§ **Requirements**: Reproduce the records below in full and exactly, without their images.

Stored data:

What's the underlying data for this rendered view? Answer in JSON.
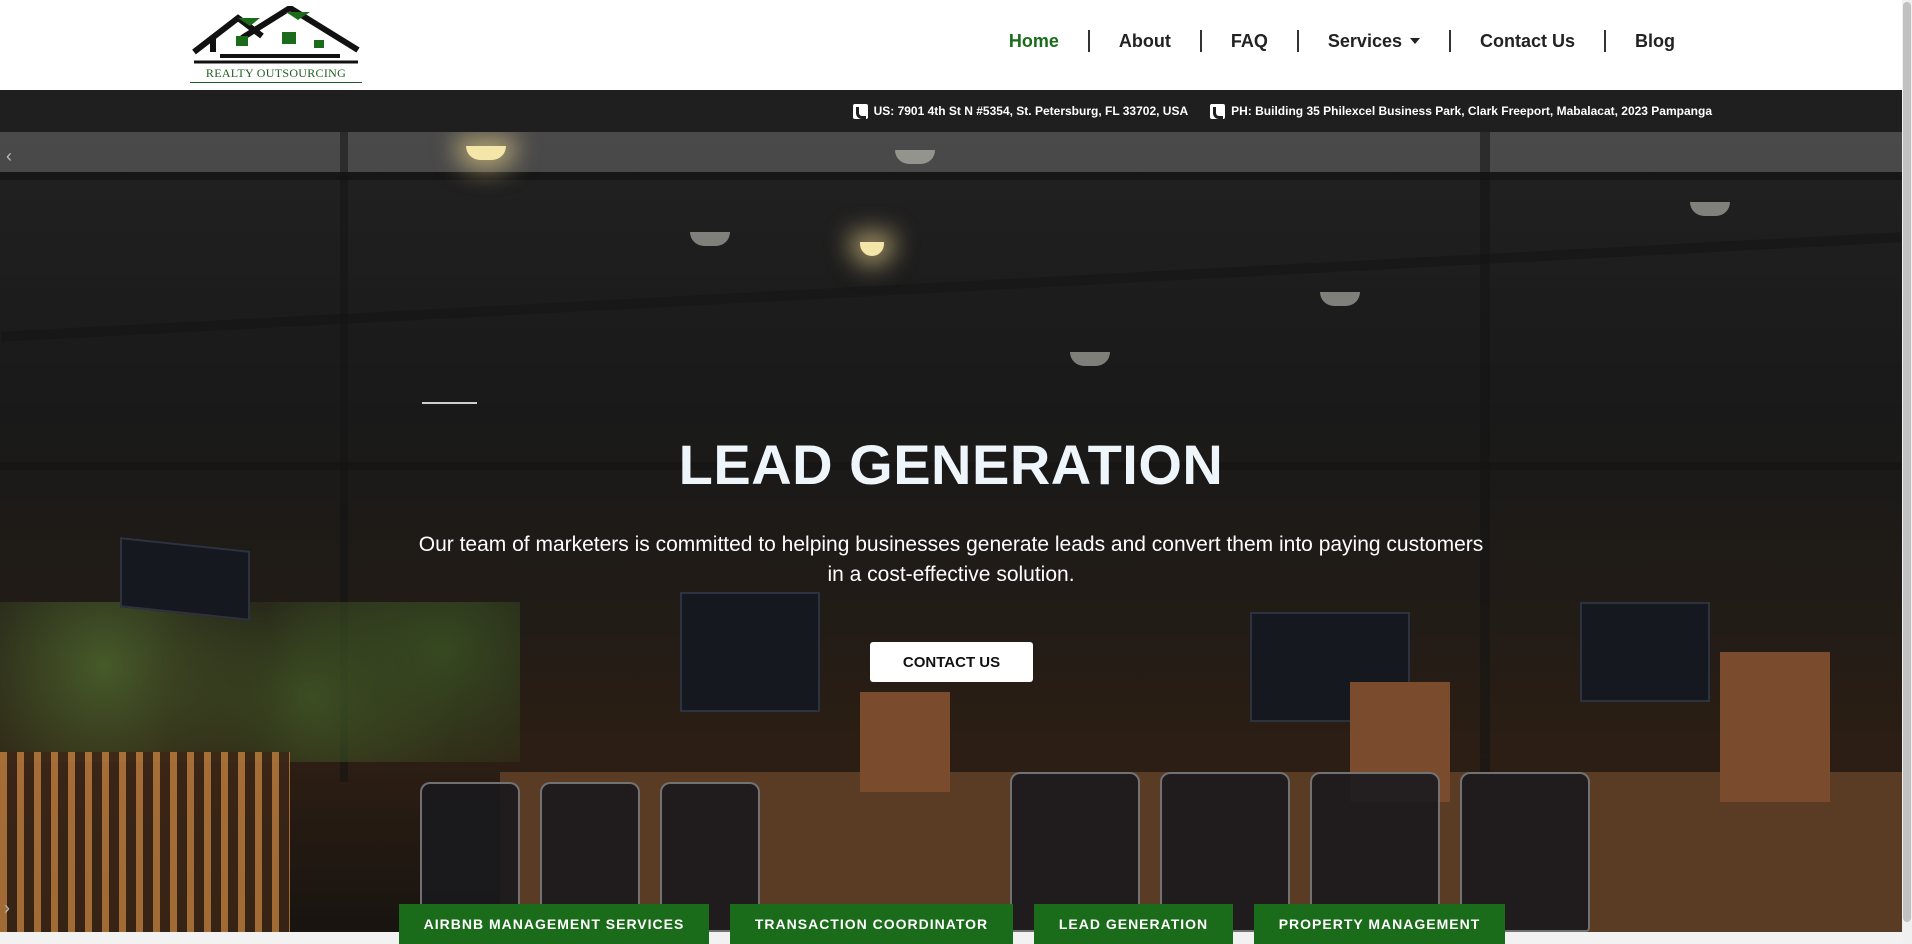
{
  "header": {
    "logo_text": "REALTY OUTSOURCING",
    "nav": [
      {
        "label": "Home",
        "active": true
      },
      {
        "label": "About",
        "active": false
      },
      {
        "label": "FAQ",
        "active": false
      },
      {
        "label": "Services",
        "active": false,
        "has_dropdown": true
      },
      {
        "label": "Contact Us",
        "active": false
      },
      {
        "label": "Blog",
        "active": false
      }
    ]
  },
  "infobar": {
    "us_address": "US: 7901 4th St N #5354, St. Petersburg, FL 33702, USA",
    "ph_address": "PH: Building 35 Philexcel Business Park, Clark Freeport, Mabalacat, 2023 Pampanga"
  },
  "hero": {
    "title": "LEAD GENERATION",
    "subtitle": "Our team of marketers is committed to helping businesses generate leads and convert them into paying customers in a cost-effective solution.",
    "cta_label": "CONTACT US"
  },
  "service_tabs": [
    "AIRBNB MANAGEMENT SERVICES",
    "TRANSACTION COORDINATOR",
    "LEAD GENERATION",
    "PROPERTY MANAGEMENT"
  ],
  "colors": {
    "brand_green": "#1a6b1a",
    "infobar_bg": "#1f1f1f",
    "nav_text": "#222222"
  },
  "icons": {
    "logo": "house-roofs-logo",
    "info_item": "phone-icon",
    "services_caret": "chevron-down-icon"
  }
}
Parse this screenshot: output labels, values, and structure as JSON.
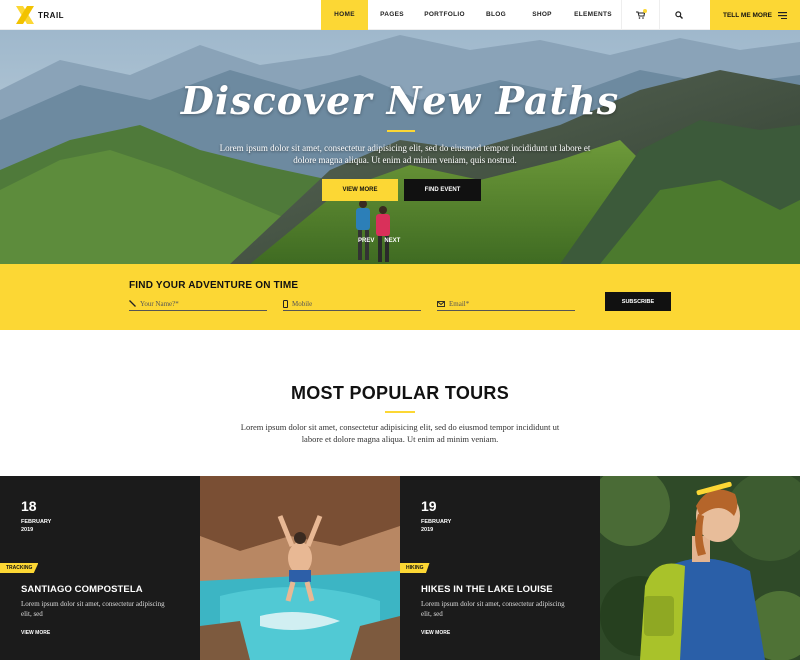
{
  "brand": {
    "logo_text": "TRAIL",
    "accent": "#fcd734",
    "dark": "#1b1b1b"
  },
  "nav": {
    "items": [
      {
        "label": "HOME",
        "active": true
      },
      {
        "label": "PAGES",
        "active": false
      },
      {
        "label": "PORTFOLIO",
        "active": false
      },
      {
        "label": "BLOG",
        "active": false
      },
      {
        "label": "SHOP",
        "active": false
      },
      {
        "label": "ELEMENTS",
        "active": false
      }
    ],
    "cart_icon": "cart-icon",
    "search_icon": "search-icon",
    "tell_me_label": "TELL ME MORE",
    "tell_me_icon": "menu-lines-icon"
  },
  "hero": {
    "title": "Discover New Paths",
    "text": "Lorem ipsum dolor sit amet, consectetur adipisicing elit, sed do eiusmod tempor incididunt ut labore et dolore magna aliqua. Ut enim ad minim veniam, quis nostrud.",
    "view_more_label": "VIEW MORE",
    "find_event_label": "FIND EVENT",
    "prev_label": "PREV",
    "next_label": "NEXT"
  },
  "subscribe": {
    "title": "FIND YOUR ADVENTURE ON TIME",
    "name_placeholder": "Your Name?*",
    "mobile_placeholder": "Mobile",
    "email_placeholder": "Email*",
    "button_label": "SUBSCRIBE"
  },
  "popular": {
    "title": "MOST POPULAR TOURS",
    "text": "Lorem ipsum dolor sit amet, consectetur adipisicing elit, sed do eiusmod tempor incididunt ut labore et dolore magna aliqua. Ut enim ad minim veniam."
  },
  "tours": [
    {
      "day": "18",
      "month": "FEBRUARY",
      "year": "2019",
      "tag": "TRACKING",
      "name": "SANTIAGO COMPOSTELA",
      "desc": "Lorem ipsum dolor sit amet, consectetur adipiscing elit, sed",
      "more_label": "VIEW MORE"
    },
    {
      "day": "19",
      "month": "FEBRUARY",
      "year": "2019",
      "tag": "HIKING",
      "name": "HIKES IN THE LAKE LOUISE",
      "desc": "Lorem ipsum dolor sit amet, consectetur adipiscing elit, sed",
      "more_label": "VIEW MORE"
    }
  ]
}
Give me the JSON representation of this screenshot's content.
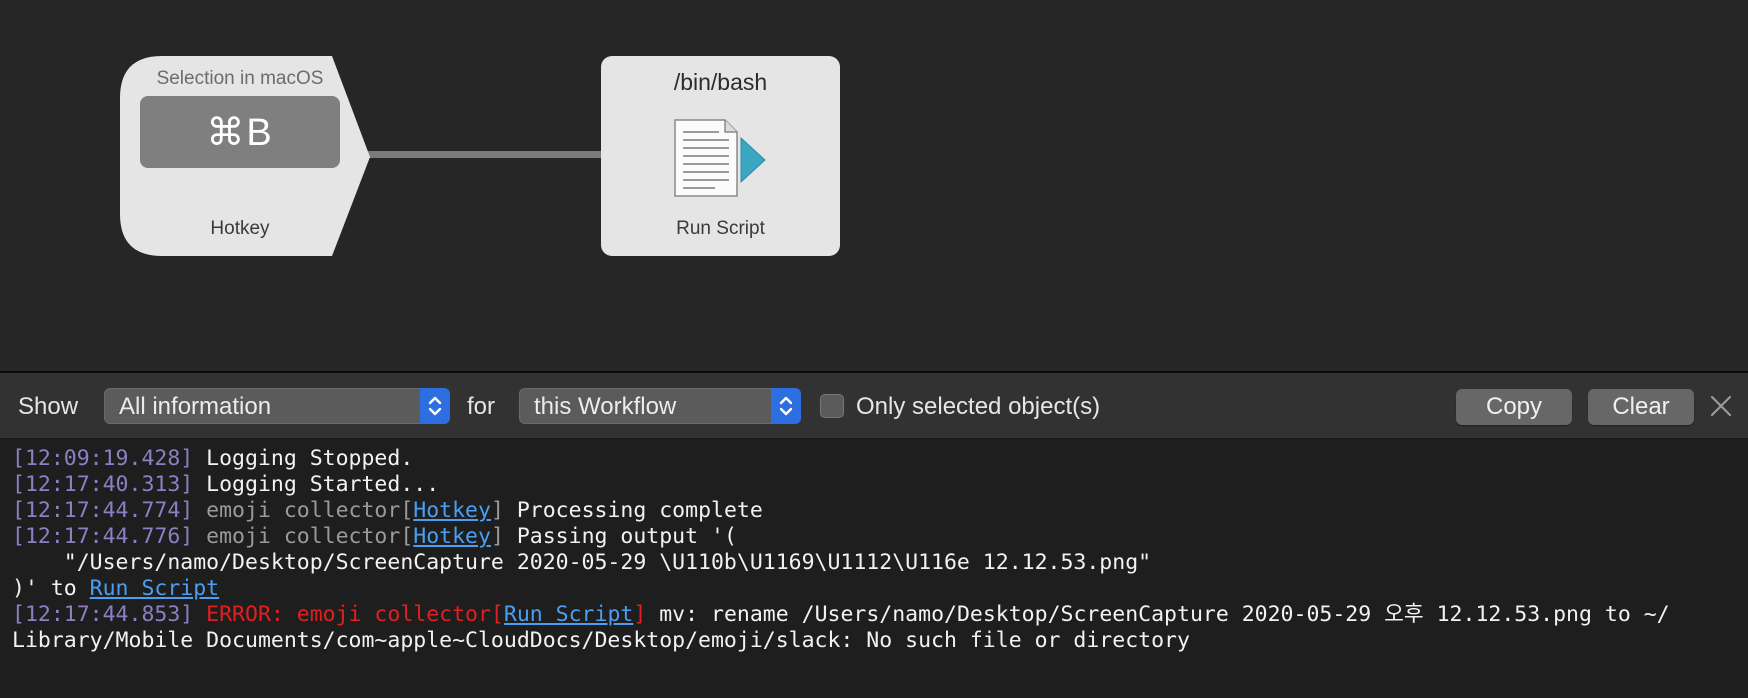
{
  "canvas": {
    "hotkey_node": {
      "title": "Selection in macOS",
      "key": "⌘B",
      "label": "Hotkey"
    },
    "script_node": {
      "title": "/bin/bash",
      "label": "Run Script",
      "icon": "script-document-icon"
    }
  },
  "toolbar": {
    "show_label": "Show",
    "show_select": "All information",
    "for_label": "for",
    "for_select": "this Workflow",
    "checkbox_label": "Only selected object(s)",
    "checkbox_checked": false,
    "copy_label": "Copy",
    "clear_label": "Clear",
    "close_icon": "close-icon"
  },
  "log": [
    {
      "ts": "[12:09:19.428]",
      "msg": " Logging Stopped."
    },
    {
      "ts": "[12:17:40.313]",
      "msg": " Logging Started..."
    },
    {
      "ts": "[12:17:44.774]",
      "src": " emoji collector[",
      "link": "Hotkey",
      "src_end": "]",
      "msg": " Processing complete"
    },
    {
      "ts": "[12:17:44.776]",
      "src": " emoji collector[",
      "link": "Hotkey",
      "src_end": "]",
      "msg": " Passing output '("
    },
    {
      "msg": "    \"/Users/namo/Desktop/ScreenCapture 2020-05-29 \\U110b\\U1169\\U1112\\U116e 12.12.53.png\""
    },
    {
      "msg": ")' to ",
      "link": "Run Script"
    },
    {
      "ts": "[12:17:44.853]",
      "err": " ERROR: emoji collector[",
      "link": "Run Script",
      "err_end": "]",
      "msg": " mv: rename /Users/namo/Desktop/ScreenCapture 2020-05-29 오후 12.12.53.png to ~/"
    },
    {
      "msg": "Library/Mobile Documents/com~apple~CloudDocs/Desktop/emoji/slack: No such file or directory"
    }
  ],
  "colors": {
    "timestamp": "#8d7fc4",
    "link": "#4a9ff2",
    "error": "#e02020",
    "accent": "#2d6ee0"
  }
}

§ **Answer to the exercise**:
What's the underlying data for this rendered view? Answer in JSON.
{
  "header": {
    "logo_text": "REALTY OUTSOURCING",
    "nav": [
      {
        "label": "Home",
        "active": true
      },
      {
        "label": "About",
        "active": false
      },
      {
        "label": "FAQ",
        "active": false
      },
      {
        "label": "Services",
        "active": false,
        "has_dropdown": true
      },
      {
        "label": "Contact Us",
        "active": false
      },
      {
        "label": "Blog",
        "active": false
      }
    ]
  },
  "infobar": {
    "us_address": "US: 7901 4th St N #5354, St. Petersburg, FL 33702, USA",
    "ph_address": "PH: Building 35 Philexcel Business Park, Clark Freeport, Mabalacat, 2023 Pampanga"
  },
  "hero": {
    "title": "LEAD GENERATION",
    "subtitle": "Our team of marketers is committed to helping businesses generate leads and convert them into paying customers in a cost-effective solution.",
    "cta_label": "CONTACT US"
  },
  "service_tabs": [
    "AIRBNB MANAGEMENT SERVICES",
    "TRANSACTION COORDINATOR",
    "LEAD GENERATION",
    "PROPERTY MANAGEMENT"
  ],
  "colors": {
    "brand_green": "#1a6b1a",
    "infobar_bg": "#1f1f1f",
    "nav_text": "#222222"
  },
  "icons": {
    "logo": "house-roofs-logo",
    "info_item": "phone-icon",
    "services_caret": "chevron-down-icon"
  }
}
Parse this screenshot: output labels, values, and structure as JSON.
{
  "brand": {
    "logo_text": "TRAIL",
    "accent": "#fcd734",
    "dark": "#1b1b1b"
  },
  "nav": {
    "items": [
      {
        "label": "HOME",
        "active": true
      },
      {
        "label": "PAGES",
        "active": false
      },
      {
        "label": "PORTFOLIO",
        "active": false
      },
      {
        "label": "BLOG",
        "active": false
      },
      {
        "label": "SHOP",
        "active": false
      },
      {
        "label": "ELEMENTS",
        "active": false
      }
    ],
    "cart_icon": "cart-icon",
    "search_icon": "search-icon",
    "tell_me_label": "TELL ME MORE",
    "tell_me_icon": "menu-lines-icon"
  },
  "hero": {
    "title": "Discover New Paths",
    "text": "Lorem ipsum dolor sit amet, consectetur adipisicing elit, sed do eiusmod tempor incididunt ut labore et dolore magna aliqua. Ut enim ad minim veniam, quis nostrud.",
    "view_more_label": "VIEW MORE",
    "find_event_label": "FIND EVENT",
    "prev_label": "PREV",
    "next_label": "NEXT"
  },
  "subscribe": {
    "title": "FIND YOUR ADVENTURE ON TIME",
    "name_placeholder": "Your Name?*",
    "mobile_placeholder": "Mobile",
    "email_placeholder": "Email*",
    "button_label": "SUBSCRIBE"
  },
  "popular": {
    "title": "MOST POPULAR TOURS",
    "text": "Lorem ipsum dolor sit amet, consectetur adipisicing elit, sed do eiusmod tempor incididunt ut labore et dolore magna aliqua. Ut enim ad minim veniam."
  },
  "tours": [
    {
      "day": "18",
      "month": "FEBRUARY",
      "year": "2019",
      "tag": "TRACKING",
      "name": "SANTIAGO COMPOSTELA",
      "desc": "Lorem ipsum dolor sit amet, consectetur adipiscing elit, sed",
      "more_label": "VIEW MORE"
    },
    {
      "day": "19",
      "month": "FEBRUARY",
      "year": "2019",
      "tag": "HIKING",
      "name": "HIKES IN THE LAKE LOUISE",
      "desc": "Lorem ipsum dolor sit amet, consectetur adipiscing elit, sed",
      "more_label": "VIEW MORE"
    }
  ]
}
Give me the JSON representation of this screenshot's content.
{
  "canvas": {
    "hotkey_node": {
      "title": "Selection in macOS",
      "key": "⌘B",
      "label": "Hotkey"
    },
    "script_node": {
      "title": "/bin/bash",
      "label": "Run Script",
      "icon": "script-document-icon"
    }
  },
  "toolbar": {
    "show_label": "Show",
    "show_select": "All information",
    "for_label": "for",
    "for_select": "this Workflow",
    "checkbox_label": "Only selected object(s)",
    "checkbox_checked": false,
    "copy_label": "Copy",
    "clear_label": "Clear",
    "close_icon": "close-icon"
  },
  "log": [
    {
      "ts": "[12:09:19.428]",
      "msg": " Logging Stopped."
    },
    {
      "ts": "[12:17:40.313]",
      "msg": " Logging Started..."
    },
    {
      "ts": "[12:17:44.774]",
      "src": " emoji collector[",
      "link": "Hotkey",
      "src_end": "]",
      "msg": " Processing complete"
    },
    {
      "ts": "[12:17:44.776]",
      "src": " emoji collector[",
      "link": "Hotkey",
      "src_end": "]",
      "msg": " Passing output '("
    },
    {
      "msg": "    \"/Users/namo/Desktop/ScreenCapture 2020-05-29 \\U110b\\U1169\\U1112\\U116e 12.12.53.png\""
    },
    {
      "msg": ")' to ",
      "link": "Run Script"
    },
    {
      "ts": "[12:17:44.853]",
      "err": " ERROR: emoji collector[",
      "link": "Run Script",
      "err_end": "]",
      "msg": " mv: rename /Users/namo/Desktop/ScreenCapture 2020-05-29 오후 12.12.53.png to ~/"
    },
    {
      "msg": "Library/Mobile Documents/com~apple~CloudDocs/Desktop/emoji/slack: No such file or directory"
    }
  ],
  "colors": {
    "timestamp": "#8d7fc4",
    "link": "#4a9ff2",
    "error": "#e02020",
    "accent": "#2d6ee0"
  }
}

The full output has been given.